Exercise directions:
Pull out each line of the records holding the string "Deformation".

··· Given records ···

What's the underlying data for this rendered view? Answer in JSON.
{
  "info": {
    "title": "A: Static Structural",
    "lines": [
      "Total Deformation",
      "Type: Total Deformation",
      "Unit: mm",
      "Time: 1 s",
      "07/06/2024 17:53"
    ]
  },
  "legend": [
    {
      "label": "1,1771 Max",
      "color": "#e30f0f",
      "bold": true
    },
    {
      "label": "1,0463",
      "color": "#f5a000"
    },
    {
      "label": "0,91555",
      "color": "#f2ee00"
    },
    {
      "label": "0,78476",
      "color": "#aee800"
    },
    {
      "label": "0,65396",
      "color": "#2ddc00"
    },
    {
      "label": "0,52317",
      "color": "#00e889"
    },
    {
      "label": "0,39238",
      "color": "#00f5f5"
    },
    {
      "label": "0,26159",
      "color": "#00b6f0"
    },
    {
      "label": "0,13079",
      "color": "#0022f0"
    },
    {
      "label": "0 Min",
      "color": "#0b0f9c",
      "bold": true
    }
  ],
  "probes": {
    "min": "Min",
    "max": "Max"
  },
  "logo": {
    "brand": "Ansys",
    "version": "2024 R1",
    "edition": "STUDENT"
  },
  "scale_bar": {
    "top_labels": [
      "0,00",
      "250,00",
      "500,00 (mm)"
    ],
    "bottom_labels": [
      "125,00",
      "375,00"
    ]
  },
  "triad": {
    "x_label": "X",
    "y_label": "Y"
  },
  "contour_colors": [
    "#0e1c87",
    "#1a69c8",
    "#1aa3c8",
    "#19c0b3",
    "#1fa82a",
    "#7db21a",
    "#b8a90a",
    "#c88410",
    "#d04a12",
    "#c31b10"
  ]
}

···

Exercise output:
      "Total Deformation",
      "Type: Total Deformation",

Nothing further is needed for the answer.